SET TASK ::
How many lines of the records hold the string "name"? Reply with the number alone.

[Source records]
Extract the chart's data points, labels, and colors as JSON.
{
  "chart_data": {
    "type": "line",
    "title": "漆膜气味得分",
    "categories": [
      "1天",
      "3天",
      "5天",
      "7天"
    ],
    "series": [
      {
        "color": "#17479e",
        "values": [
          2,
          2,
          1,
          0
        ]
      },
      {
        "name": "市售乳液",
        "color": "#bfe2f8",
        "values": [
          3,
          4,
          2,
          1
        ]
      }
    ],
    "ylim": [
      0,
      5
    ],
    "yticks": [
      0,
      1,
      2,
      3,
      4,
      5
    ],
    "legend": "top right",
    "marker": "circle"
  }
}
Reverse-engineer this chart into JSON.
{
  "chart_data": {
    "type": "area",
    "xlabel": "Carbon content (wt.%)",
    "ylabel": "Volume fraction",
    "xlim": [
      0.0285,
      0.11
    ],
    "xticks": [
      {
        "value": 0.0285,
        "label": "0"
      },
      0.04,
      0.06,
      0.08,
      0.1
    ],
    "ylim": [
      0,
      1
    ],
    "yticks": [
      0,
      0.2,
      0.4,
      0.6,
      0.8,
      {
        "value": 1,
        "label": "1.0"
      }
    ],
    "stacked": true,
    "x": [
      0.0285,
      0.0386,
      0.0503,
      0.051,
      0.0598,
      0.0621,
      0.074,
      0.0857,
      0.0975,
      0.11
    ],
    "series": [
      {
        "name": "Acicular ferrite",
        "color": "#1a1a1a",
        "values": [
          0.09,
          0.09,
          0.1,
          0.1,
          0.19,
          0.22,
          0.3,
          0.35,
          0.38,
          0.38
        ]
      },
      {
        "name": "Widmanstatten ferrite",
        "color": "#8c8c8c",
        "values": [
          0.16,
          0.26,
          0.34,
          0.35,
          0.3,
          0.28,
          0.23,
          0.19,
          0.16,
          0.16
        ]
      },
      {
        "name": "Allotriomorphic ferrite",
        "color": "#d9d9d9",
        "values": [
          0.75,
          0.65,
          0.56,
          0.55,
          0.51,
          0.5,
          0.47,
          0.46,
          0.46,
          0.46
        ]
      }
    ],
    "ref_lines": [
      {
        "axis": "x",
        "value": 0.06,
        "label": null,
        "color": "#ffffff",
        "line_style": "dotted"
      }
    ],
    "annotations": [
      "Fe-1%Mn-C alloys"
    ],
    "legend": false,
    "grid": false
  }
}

OUTPUT OF THE EXERCISE ::
4